TASK PROMPT:
Write out every record below exactly as it appears.

Data listing:
▽

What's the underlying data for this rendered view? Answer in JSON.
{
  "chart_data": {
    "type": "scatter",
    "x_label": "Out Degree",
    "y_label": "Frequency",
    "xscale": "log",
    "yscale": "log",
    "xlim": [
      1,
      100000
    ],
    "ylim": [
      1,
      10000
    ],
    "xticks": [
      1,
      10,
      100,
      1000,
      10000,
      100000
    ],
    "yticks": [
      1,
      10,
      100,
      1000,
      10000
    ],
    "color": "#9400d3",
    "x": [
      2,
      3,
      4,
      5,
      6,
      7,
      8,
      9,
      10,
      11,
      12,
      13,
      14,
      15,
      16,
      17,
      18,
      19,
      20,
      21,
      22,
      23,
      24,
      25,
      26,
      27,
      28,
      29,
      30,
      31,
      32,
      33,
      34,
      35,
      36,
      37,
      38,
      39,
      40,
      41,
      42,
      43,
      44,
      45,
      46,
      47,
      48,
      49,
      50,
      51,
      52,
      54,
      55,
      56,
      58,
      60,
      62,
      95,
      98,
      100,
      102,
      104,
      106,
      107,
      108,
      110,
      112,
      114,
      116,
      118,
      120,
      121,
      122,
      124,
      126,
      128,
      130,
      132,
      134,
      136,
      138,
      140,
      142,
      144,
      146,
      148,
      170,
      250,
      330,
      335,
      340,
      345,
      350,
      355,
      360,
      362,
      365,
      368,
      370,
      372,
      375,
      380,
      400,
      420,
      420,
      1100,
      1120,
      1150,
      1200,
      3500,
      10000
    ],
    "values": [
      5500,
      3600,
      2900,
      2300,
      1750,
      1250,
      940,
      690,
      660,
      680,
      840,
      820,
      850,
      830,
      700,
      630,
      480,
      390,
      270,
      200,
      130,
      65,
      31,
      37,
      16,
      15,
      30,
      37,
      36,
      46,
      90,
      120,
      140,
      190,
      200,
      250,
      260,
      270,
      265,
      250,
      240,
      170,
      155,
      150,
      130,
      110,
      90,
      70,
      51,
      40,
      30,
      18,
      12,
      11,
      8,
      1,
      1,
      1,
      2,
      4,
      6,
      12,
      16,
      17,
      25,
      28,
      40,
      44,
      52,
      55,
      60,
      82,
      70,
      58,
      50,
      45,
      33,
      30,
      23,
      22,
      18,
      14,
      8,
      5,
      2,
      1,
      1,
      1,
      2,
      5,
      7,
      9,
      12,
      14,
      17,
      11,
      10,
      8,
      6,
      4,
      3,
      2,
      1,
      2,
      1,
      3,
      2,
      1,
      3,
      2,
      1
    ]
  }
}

△

RESPONSE TO THE EXERCISE:
What's the underlying data for this rendered view? Answer in JSON.
{
  "chart_data": {
    "type": "scatter",
    "x_label": "Out Degree",
    "y_label": "Frequency",
    "xscale": "log",
    "yscale": "log",
    "xlim": [
      1,
      100000
    ],
    "ylim": [
      1,
      10000
    ],
    "xticks": [
      1,
      10,
      100,
      1000,
      10000,
      100000
    ],
    "yticks": [
      1,
      10,
      100,
      1000,
      10000
    ],
    "color": "#9400d3",
    "x": [
      2,
      3,
      4,
      5,
      6,
      7,
      8,
      9,
      10,
      11,
      12,
      13,
      14,
      15,
      16,
      17,
      18,
      19,
      20,
      21,
      22,
      23,
      24,
      25,
      26,
      27,
      28,
      29,
      30,
      31,
      32,
      33,
      34,
      35,
      36,
      37,
      38,
      39,
      40,
      41,
      42,
      43,
      44,
      45,
      46,
      47,
      48,
      49,
      50,
      51,
      52,
      54,
      55,
      56,
      58,
      60,
      62,
      95,
      98,
      100,
      102,
      104,
      106,
      107,
      108,
      110,
      112,
      114,
      116,
      118,
      120,
      121,
      122,
      124,
      126,
      128,
      130,
      132,
      134,
      136,
      138,
      140,
      142,
      144,
      146,
      148,
      170,
      250,
      330,
      335,
      340,
      345,
      350,
      355,
      360,
      362,
      365,
      368,
      370,
      372,
      375,
      380,
      400,
      420,
      420,
      1100,
      1120,
      1150,
      1200,
      3500,
      10000
    ],
    "values": [
      5500,
      3600,
      2900,
      2300,
      1750,
      1250,
      940,
      690,
      660,
      680,
      840,
      820,
      850,
      830,
      700,
      630,
      480,
      390,
      270,
      200,
      130,
      65,
      31,
      37,
      16,
      15,
      30,
      37,
      36,
      46,
      90,
      120,
      140,
      190,
      200,
      250,
      260,
      270,
      265,
      250,
      240,
      170,
      155,
      150,
      130,
      110,
      90,
      70,
      51,
      40,
      30,
      18,
      12,
      11,
      8,
      1,
      1,
      1,
      2,
      4,
      6,
      12,
      16,
      17,
      25,
      28,
      40,
      44,
      52,
      55,
      60,
      82,
      70,
      58,
      50,
      45,
      33,
      30,
      23,
      22,
      18,
      14,
      8,
      5,
      2,
      1,
      1,
      1,
      2,
      5,
      7,
      9,
      12,
      14,
      17,
      11,
      10,
      8,
      6,
      4,
      3,
      2,
      1,
      2,
      1,
      3,
      2,
      1,
      3,
      2,
      1
    ]
  }
}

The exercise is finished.